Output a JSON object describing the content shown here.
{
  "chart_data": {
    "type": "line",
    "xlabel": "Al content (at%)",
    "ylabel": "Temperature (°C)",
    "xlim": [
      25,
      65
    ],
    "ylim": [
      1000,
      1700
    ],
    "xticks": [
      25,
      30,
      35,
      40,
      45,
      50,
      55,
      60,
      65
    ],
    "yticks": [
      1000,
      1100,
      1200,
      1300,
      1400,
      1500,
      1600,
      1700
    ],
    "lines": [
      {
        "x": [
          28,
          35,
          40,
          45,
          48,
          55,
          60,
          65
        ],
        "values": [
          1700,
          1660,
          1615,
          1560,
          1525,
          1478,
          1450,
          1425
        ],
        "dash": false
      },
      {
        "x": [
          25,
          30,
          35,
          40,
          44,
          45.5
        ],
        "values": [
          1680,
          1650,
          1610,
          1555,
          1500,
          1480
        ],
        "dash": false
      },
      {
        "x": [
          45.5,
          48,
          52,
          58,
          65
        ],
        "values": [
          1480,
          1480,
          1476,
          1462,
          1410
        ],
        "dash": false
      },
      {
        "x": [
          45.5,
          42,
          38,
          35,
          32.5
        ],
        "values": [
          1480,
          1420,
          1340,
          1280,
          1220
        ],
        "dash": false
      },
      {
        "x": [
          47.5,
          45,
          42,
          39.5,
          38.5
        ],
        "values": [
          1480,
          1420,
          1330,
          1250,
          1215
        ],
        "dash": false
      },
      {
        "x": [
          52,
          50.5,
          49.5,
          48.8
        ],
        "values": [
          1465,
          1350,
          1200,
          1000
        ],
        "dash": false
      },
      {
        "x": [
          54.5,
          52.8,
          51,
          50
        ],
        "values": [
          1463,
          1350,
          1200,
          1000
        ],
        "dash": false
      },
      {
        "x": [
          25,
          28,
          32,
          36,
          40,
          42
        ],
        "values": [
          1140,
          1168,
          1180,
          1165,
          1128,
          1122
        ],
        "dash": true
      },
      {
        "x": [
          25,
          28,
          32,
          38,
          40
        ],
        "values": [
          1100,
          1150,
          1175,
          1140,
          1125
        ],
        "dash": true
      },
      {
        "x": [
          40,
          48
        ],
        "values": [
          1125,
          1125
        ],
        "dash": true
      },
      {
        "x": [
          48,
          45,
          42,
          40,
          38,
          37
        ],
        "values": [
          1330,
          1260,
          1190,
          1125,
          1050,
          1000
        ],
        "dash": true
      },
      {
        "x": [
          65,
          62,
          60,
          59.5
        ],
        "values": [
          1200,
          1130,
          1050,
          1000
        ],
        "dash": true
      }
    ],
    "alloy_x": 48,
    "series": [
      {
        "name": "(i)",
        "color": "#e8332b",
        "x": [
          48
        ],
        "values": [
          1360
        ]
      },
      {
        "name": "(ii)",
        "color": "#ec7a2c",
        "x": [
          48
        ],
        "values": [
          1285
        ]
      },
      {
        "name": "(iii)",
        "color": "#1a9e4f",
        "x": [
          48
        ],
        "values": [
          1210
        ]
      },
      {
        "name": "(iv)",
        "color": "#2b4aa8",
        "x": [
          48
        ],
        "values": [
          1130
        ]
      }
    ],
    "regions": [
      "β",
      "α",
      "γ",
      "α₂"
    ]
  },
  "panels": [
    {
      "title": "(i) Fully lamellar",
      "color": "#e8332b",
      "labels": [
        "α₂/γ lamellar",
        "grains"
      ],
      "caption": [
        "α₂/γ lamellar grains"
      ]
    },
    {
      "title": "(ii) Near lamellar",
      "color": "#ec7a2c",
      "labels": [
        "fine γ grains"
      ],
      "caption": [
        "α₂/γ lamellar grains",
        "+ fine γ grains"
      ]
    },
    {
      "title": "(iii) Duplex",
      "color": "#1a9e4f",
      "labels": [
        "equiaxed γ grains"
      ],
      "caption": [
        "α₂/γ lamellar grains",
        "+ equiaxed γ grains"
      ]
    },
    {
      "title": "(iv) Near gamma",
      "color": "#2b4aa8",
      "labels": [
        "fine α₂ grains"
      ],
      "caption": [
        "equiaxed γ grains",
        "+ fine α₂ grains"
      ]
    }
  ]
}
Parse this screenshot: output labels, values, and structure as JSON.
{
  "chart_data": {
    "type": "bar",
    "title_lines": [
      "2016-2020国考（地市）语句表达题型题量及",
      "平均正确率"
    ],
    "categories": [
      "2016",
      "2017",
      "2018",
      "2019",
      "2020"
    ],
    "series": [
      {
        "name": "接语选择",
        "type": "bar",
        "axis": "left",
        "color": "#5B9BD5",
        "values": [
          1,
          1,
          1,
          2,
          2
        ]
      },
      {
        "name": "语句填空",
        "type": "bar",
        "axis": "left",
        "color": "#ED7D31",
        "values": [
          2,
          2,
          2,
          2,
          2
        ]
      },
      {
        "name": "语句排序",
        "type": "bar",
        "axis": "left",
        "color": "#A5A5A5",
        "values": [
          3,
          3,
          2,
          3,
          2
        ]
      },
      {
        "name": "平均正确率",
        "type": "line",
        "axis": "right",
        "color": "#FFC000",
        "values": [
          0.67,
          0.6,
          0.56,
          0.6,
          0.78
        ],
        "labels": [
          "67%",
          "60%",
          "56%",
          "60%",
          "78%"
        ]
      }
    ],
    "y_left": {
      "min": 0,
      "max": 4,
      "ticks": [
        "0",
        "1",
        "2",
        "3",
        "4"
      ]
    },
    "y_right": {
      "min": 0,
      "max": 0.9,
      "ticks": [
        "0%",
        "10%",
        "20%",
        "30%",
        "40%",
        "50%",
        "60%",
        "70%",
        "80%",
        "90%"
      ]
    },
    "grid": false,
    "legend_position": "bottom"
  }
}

_____

**Written instruction**. Reproduce the records above exactly as they appear.

**Exercise output**.
Output a JSON object describing the content shown here.
{
  "chart_data": {
    "type": "line",
    "xlabel": "Al content (at%)",
    "ylabel": "Temperature (°C)",
    "xlim": [
      25,
      65
    ],
    "ylim": [
      1000,
      1700
    ],
    "xticks": [
      25,
      30,
      35,
      40,
      45,
      50,
      55,
      60,
      65
    ],
    "yticks": [
      1000,
      1100,
      1200,
      1300,
      1400,
      1500,
      1600,
      1700
    ],
    "lines": [
      {
        "x": [
          28,
          35,
          40,
          45,
          48,
          55,
          60,
          65
        ],
        "values": [
          1700,
          1660,
          1615,
          1560,
          1525,
          1478,
          1450,
          1425
        ],
        "dash": false
      },
      {
        "x": [
          25,
          30,
          35,
          40,
          44,
          45.5
        ],
        "values": [
          1680,
          1650,
          1610,
          1555,
          1500,
          1480
        ],
        "dash": false
      },
      {
        "x": [
          45.5,
          48,
          52,
          58,
          65
        ],
        "values": [
          1480,
          1480,
          1476,
          1462,
          1410
        ],
        "dash": false
      },
      {
        "x": [
          45.5,
          42,
          38,
          35,
          32.5
        ],
        "values": [
          1480,
          1420,
          1340,
          1280,
          1220
        ],
        "dash": false
      },
      {
        "x": [
          47.5,
          45,
          42,
          39.5,
          38.5
        ],
        "values": [
          1480,
          1420,
          1330,
          1250,
          1215
        ],
        "dash": false
      },
      {
        "x": [
          52,
          50.5,
          49.5,
          48.8
        ],
        "values": [
          1465,
          1350,
          1200,
          1000
        ],
        "dash": false
      },
      {
        "x": [
          54.5,
          52.8,
          51,
          50
        ],
        "values": [
          1463,
          1350,
          1200,
          1000
        ],
        "dash": false
      },
      {
        "x": [
          25,
          28,
          32,
          36,
          40,
          42
        ],
        "values": [
          1140,
          1168,
          1180,
          1165,
          1128,
          1122
        ],
        "dash": true
      },
      {
        "x": [
          25,
          28,
          32,
          38,
          40
        ],
        "values": [
          1100,
          1150,
          1175,
          1140,
          1125
        ],
        "dash": true
      },
      {
        "x": [
          40,
          48
        ],
        "values": [
          1125,
          1125
        ],
        "dash": true
      },
      {
        "x": [
          48,
          45,
          42,
          40,
          38,
          37
        ],
        "values": [
          1330,
          1260,
          1190,
          1125,
          1050,
          1000
        ],
        "dash": true
      },
      {
        "x": [
          65,
          62,
          60,
          59.5
        ],
        "values": [
          1200,
          1130,
          1050,
          1000
        ],
        "dash": true
      }
    ],
    "alloy_x": 48,
    "series": [
      {
        "name": "(i)",
        "color": "#e8332b",
        "x": [
          48
        ],
        "values": [
          1360
        ]
      },
      {
        "name": "(ii)",
        "color": "#ec7a2c",
        "x": [
          48
        ],
        "values": [
          1285
        ]
      },
      {
        "name": "(iii)",
        "color": "#1a9e4f",
        "x": [
          48
        ],
        "values": [
          1210
        ]
      },
      {
        "name": "(iv)",
        "color": "#2b4aa8",
        "x": [
          48
        ],
        "values": [
          1130
        ]
      }
    ],
    "regions": [
      "β",
      "α",
      "γ",
      "α₂"
    ]
  },
  "panels": [
    {
      "title": "(i) Fully lamellar",
      "color": "#e8332b",
      "labels": [
        "α₂/γ lamellar",
        "grains"
      ],
      "caption": [
        "α₂/γ lamellar grains"
      ]
    },
    {
      "title": "(ii) Near lamellar",
      "color": "#ec7a2c",
      "labels": [
        "fine γ grains"
      ],
      "caption": [
        "α₂/γ lamellar grains",
        "+ fine γ grains"
      ]
    },
    {
      "title": "(iii) Duplex",
      "color": "#1a9e4f",
      "labels": [
        "equiaxed γ grains"
      ],
      "caption": [
        "α₂/γ lamellar grains",
        "+ equiaxed γ grains"
      ]
    },
    {
      "title": "(iv) Near gamma",
      "color": "#2b4aa8",
      "labels": [
        "fine α₂ grains"
      ],
      "caption": [
        "equiaxed γ grains",
        "+ fine α₂ grains"
      ]
    }
  ]
}
Parse this screenshot: output labels, values, and structure as JSON.
{
  "chart_data": {
    "type": "bar",
    "title_lines": [
      "2016-2020国考（地市）语句表达题型题量及",
      "平均正确率"
    ],
    "categories": [
      "2016",
      "2017",
      "2018",
      "2019",
      "2020"
    ],
    "series": [
      {
        "name": "接语选择",
        "type": "bar",
        "axis": "left",
        "color": "#5B9BD5",
        "values": [
          1,
          1,
          1,
          2,
          2
        ]
      },
      {
        "name": "语句填空",
        "type": "bar",
        "axis": "left",
        "color": "#ED7D31",
        "values": [
          2,
          2,
          2,
          2,
          2
        ]
      },
      {
        "name": "语句排序",
        "type": "bar",
        "axis": "left",
        "color": "#A5A5A5",
        "values": [
          3,
          3,
          2,
          3,
          2
        ]
      },
      {
        "name": "平均正确率",
        "type": "line",
        "axis": "right",
        "color": "#FFC000",
        "values": [
          0.67,
          0.6,
          0.56,
          0.6,
          0.78
        ],
        "labels": [
          "67%",
          "60%",
          "56%",
          "60%",
          "78%"
        ]
      }
    ],
    "y_left": {
      "min": 0,
      "max": 4,
      "ticks": [
        "0",
        "1",
        "2",
        "3",
        "4"
      ]
    },
    "y_right": {
      "min": 0,
      "max": 0.9,
      "ticks": [
        "0%",
        "10%",
        "20%",
        "30%",
        "40%",
        "50%",
        "60%",
        "70%",
        "80%",
        "90%"
      ]
    },
    "grid": false,
    "legend_position": "bottom"
  }
}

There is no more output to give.